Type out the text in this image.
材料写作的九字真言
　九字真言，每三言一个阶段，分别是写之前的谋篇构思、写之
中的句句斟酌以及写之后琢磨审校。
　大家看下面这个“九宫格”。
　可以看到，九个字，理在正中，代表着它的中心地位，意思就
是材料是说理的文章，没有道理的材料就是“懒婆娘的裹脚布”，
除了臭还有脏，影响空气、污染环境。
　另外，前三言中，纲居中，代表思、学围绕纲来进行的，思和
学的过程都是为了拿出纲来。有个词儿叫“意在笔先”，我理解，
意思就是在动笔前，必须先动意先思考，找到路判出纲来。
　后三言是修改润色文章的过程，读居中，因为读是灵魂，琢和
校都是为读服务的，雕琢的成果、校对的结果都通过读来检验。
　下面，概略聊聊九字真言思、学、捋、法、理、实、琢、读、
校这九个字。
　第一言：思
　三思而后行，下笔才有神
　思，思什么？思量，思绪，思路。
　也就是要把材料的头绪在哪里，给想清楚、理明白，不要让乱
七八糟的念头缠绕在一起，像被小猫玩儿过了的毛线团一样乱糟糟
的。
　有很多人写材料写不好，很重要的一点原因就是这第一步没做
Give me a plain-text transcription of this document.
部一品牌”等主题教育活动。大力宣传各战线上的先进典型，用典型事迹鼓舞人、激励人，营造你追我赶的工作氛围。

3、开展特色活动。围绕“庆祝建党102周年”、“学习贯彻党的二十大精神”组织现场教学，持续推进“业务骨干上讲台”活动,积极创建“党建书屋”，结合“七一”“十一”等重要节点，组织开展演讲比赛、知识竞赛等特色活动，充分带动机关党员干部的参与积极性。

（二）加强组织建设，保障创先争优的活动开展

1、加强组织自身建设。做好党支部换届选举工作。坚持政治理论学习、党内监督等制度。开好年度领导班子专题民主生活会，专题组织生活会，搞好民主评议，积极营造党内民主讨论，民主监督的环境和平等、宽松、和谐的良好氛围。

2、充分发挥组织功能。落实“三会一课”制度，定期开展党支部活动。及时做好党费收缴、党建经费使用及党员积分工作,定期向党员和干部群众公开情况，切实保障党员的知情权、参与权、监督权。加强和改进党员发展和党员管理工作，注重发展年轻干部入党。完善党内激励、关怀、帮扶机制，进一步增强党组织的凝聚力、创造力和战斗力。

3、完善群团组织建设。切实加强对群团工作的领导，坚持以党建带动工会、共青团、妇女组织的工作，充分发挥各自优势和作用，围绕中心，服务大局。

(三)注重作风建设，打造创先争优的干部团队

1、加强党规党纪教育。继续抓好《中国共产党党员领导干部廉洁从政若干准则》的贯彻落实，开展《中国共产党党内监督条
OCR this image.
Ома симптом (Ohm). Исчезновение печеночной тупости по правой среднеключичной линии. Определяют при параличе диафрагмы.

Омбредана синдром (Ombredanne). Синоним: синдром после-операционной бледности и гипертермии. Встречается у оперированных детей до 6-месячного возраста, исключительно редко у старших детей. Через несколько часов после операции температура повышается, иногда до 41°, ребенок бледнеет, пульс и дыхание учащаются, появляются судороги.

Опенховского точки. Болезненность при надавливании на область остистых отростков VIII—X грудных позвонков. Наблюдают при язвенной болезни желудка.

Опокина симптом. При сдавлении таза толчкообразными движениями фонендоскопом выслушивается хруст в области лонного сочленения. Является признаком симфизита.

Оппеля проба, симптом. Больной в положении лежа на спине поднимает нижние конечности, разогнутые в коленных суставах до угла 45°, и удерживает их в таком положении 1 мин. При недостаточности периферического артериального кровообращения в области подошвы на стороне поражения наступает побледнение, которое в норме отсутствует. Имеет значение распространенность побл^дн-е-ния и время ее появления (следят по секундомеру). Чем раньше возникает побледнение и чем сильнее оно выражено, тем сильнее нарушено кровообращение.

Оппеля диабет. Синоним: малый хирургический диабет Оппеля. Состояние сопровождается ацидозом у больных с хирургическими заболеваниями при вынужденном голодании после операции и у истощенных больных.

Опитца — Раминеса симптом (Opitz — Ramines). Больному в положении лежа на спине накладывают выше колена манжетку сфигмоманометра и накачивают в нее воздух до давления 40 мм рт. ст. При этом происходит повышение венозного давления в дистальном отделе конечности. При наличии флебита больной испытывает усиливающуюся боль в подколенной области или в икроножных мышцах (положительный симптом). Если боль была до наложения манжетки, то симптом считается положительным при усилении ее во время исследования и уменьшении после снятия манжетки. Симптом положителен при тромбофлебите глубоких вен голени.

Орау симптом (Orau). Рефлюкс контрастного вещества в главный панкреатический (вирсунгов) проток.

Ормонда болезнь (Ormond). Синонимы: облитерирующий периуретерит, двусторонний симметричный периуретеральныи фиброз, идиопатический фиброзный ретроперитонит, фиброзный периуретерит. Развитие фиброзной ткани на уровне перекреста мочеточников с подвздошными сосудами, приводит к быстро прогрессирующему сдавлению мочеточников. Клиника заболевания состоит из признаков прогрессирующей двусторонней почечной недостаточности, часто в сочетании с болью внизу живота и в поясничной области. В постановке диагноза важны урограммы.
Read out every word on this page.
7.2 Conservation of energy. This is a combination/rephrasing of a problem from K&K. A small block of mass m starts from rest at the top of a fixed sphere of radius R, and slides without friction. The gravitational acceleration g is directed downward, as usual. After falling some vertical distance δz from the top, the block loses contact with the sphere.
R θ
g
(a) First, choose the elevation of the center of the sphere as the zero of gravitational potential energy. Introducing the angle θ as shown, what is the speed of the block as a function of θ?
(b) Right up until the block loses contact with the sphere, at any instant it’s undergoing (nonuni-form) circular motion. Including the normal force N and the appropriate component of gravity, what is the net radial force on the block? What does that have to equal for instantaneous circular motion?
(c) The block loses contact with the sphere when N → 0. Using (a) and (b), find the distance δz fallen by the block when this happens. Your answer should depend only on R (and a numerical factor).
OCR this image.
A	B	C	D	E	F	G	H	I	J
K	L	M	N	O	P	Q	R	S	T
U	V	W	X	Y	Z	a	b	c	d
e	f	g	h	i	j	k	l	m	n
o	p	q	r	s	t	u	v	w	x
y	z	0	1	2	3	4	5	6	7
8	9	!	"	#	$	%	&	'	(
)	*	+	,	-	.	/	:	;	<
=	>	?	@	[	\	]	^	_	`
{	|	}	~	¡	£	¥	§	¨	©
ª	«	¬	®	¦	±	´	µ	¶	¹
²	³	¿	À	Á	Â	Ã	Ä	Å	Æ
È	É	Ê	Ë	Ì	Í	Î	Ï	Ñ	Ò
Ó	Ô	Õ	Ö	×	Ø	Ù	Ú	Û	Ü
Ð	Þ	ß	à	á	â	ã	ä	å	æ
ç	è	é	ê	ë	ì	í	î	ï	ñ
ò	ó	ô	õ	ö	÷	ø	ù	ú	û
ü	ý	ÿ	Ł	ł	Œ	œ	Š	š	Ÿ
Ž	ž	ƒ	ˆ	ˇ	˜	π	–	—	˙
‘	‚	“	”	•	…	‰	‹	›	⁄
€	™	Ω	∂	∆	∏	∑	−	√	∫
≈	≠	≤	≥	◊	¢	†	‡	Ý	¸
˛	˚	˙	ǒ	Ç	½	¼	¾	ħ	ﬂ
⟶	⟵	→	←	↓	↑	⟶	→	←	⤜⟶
━━━━━━━━━━━━━━━━━━━━━━━━━━━━━━
• _Requirement_: Reproduce every record above exactly as it appears.

• _Exercise result_:
Type out the text in this image.
材料写作的九字真言
　九字真言，每三言一个阶段，分别是写之前的谋篇构思、写之
中的句句斟酌以及写之后琢磨审校。
　大家看下面这个“九宫格”。
　可以看到，九个字，理在正中，代表着它的中心地位，意思就
是材料是说理的文章，没有道理的材料就是“懒婆娘的裹脚布”，
除了臭还有脏，影响空气、污染环境。
　另外，前三言中，纲居中，代表思、学围绕纲来进行的，思和
学的过程都是为了拿出纲来。有个词儿叫“意在笔先”，我理解，
意思就是在动笔前，必须先动意先思考，找到路判出纲来。
　后三言是修改润色文章的过程，读居中，因为读是灵魂，琢和
校都是为读服务的，雕琢的成果、校对的结果都通过读来检验。
　下面，概略聊聊九字真言思、学、捋、法、理、实、琢、读、
校这九个字。
　第一言：思
　三思而后行，下笔才有神
　思，思什么？思量，思绪，思路。
　也就是要把材料的头绪在哪里，给想清楚、理明白，不要让乱
七八糟的念头缠绕在一起，像被小猫玩儿过了的毛线团一样乱糟糟
的。
　有很多人写材料写不好，很重要的一点原因就是这第一步没做
Give me a plain-text transcription of this document.
部一品牌”等主题教育活动。大力宣传各战线上的先进典型，用典型事迹鼓舞人、激励人，营造你追我赶的工作氛围。

3、开展特色活动。围绕“庆祝建党102周年”、“学习贯彻党的二十大精神”组织现场教学，持续推进“业务骨干上讲台”活动,积极创建“党建书屋”，结合“七一”“十一”等重要节点，组织开展演讲比赛、知识竞赛等特色活动，充分带动机关党员干部的参与积极性。

（二）加强组织建设，保障创先争优的活动开展

1、加强组织自身建设。做好党支部换届选举工作。坚持政治理论学习、党内监督等制度。开好年度领导班子专题民主生活会，专题组织生活会，搞好民主评议，积极营造党内民主讨论，民主监督的环境和平等、宽松、和谐的良好氛围。

2、充分发挥组织功能。落实“三会一课”制度，定期开展党支部活动。及时做好党费收缴、党建经费使用及党员积分工作,定期向党员和干部群众公开情况，切实保障党员的知情权、参与权、监督权。加强和改进党员发展和党员管理工作，注重发展年轻干部入党。完善党内激励、关怀、帮扶机制，进一步增强党组织的凝聚力、创造力和战斗力。

3、完善群团组织建设。切实加强对群团工作的领导，坚持以党建带动工会、共青团、妇女组织的工作，充分发挥各自优势和作用，围绕中心，服务大局。

(三)注重作风建设，打造创先争优的干部团队

1、加强党规党纪教育。继续抓好《中国共产党党员领导干部廉洁从政若干准则》的贯彻落实，开展《中国共产党党内监督条
OCR this image.
Ома симптом (Ohm). Исчезновение печеночной тупости по правой среднеключичной линии. Определяют при параличе диафрагмы.

Омбредана синдром (Ombredanne). Синоним: синдром после-операционной бледности и гипертермии. Встречается у оперированных детей до 6-месячного возраста, исключительно редко у старших детей. Через несколько часов после операции температура повышается, иногда до 41°, ребенок бледнеет, пульс и дыхание учащаются, появляются судороги.

Опенховского точки. Болезненность при надавливании на область остистых отростков VIII—X грудных позвонков. Наблюдают при язвенной болезни желудка.

Опокина симптом. При сдавлении таза толчкообразными движениями фонендоскопом выслушивается хруст в области лонного сочленения. Является признаком симфизита.

Оппеля проба, симптом. Больной в положении лежа на спине поднимает нижние конечности, разогнутые в коленных суставах до угла 45°, и удерживает их в таком положении 1 мин. При недостаточности периферического артериального кровообращения в области подошвы на стороне поражения наступает побледнение, которое в норме отсутствует. Имеет значение распространенность побл^дн-е-ния и время ее появления (следят по секундомеру). Чем раньше возникает побледнение и чем сильнее оно выражено, тем сильнее нарушено кровообращение.

Оппеля диабет. Синоним: малый хирургический диабет Оппеля. Состояние сопровождается ацидозом у больных с хирургическими заболеваниями при вынужденном голодании после операции и у истощенных больных.

Опитца — Раминеса симптом (Opitz — Ramines). Больному в положении лежа на спине накладывают выше колена манжетку сфигмоманометра и накачивают в нее воздух до давления 40 мм рт. ст. При этом происходит повышение венозного давления в дистальном отделе конечности. При наличии флебита больной испытывает усиливающуюся боль в подколенной области или в икроножных мышцах (положительный симптом). Если боль была до наложения манжетки, то симптом считается положительным при усилении ее во время исследования и уменьшении после снятия манжетки. Симптом положителен при тромбофлебите глубоких вен голени.

Орау симптом (Orau). Рефлюкс контрастного вещества в главный панкреатический (вирсунгов) проток.

Ормонда болезнь (Ormond). Синонимы: облитерирующий периуретерит, двусторонний симметричный периуретеральныи фиброз, идиопатический фиброзный ретроперитонит, фиброзный периуретерит. Развитие фиброзной ткани на уровне перекреста мочеточников с подвздошными сосудами, приводит к быстро прогрессирующему сдавлению мочеточников. Клиника заболевания состоит из признаков прогрессирующей двусторонней почечной недостаточности, часто в сочетании с болью внизу живота и в поясничной области. В постановке диагноза важны урограммы.
Read out every word on this page.
7.2 Conservation of energy. This is a combination/rephrasing of a problem from K&K. A small block of mass m starts from rest at the top of a fixed sphere of radius R, and slides without friction. The gravitational acceleration g is directed downward, as usual. After falling some vertical distance δz from the top, the block loses contact with the sphere.
R θ
g
(a) First, choose the elevation of the center of the sphere as the zero of gravitational potential energy. Introducing the angle θ as shown, what is the speed of the block as a function of θ?
(b) Right up until the block loses contact with the sphere, at any instant it’s undergoing (nonuni-form) circular motion. Including the normal force N and the appropriate component of gravity, what is the net radial force on the block? What does that have to equal for instantaneous circular motion?
(c) The block loses contact with the sphere when N → 0. Using (a) and (b), find the distance δz fallen by the block when this happens. Your answer should depend only on R (and a numerical factor).
OCR this image.
A	B	C	D	E	F	G	H	I	J
K	L	M	N	O	P	Q	R	S	T
U	V	W	X	Y	Z	a	b	c	d
e	f	g	h	i	j	k	l	m	n
o	p	q	r	s	t	u	v	w	x
y	z	0	1	2	3	4	5	6	7
8	9	!	"	#	$	%	&	'	(
)	*	+	,	-	.	/	:	;	<
=	>	?	@	[	\	]	^	_	`
{	|	}	~	¡	£	¥	§	¨	©
ª	«	¬	®	¦	±	´	µ	¶	¹
²	³	¿	À	Á	Â	Ã	Ä	Å	Æ
È	É	Ê	Ë	Ì	Í	Î	Ï	Ñ	Ò
Ó	Ô	Õ	Ö	×	Ø	Ù	Ú	Û	Ü
Ð	Þ	ß	à	á	â	ã	ä	å	æ
ç	è	é	ê	ë	ì	í	î	ï	ñ
ò	ó	ô	õ	ö	÷	ø	ù	ú	û
ü	ý	ÿ	Ł	ł	Œ	œ	Š	š	Ÿ
Ž	ž	ƒ	ˆ	ˇ	˜	π	–	—	˙
‘	‚	“	”	•	…	‰	‹	›	⁄
€	™	Ω	∂	∆	∏	∑	−	√	∫
≈	≠	≤	≥	◊	¢	†	‡	Ý	¸
˛	˚	˙	ǒ	Ç	½	¼	¾	ħ	ﬂ
⟶	⟵	→	←	↓	↑	⟶	→	←	⤜⟶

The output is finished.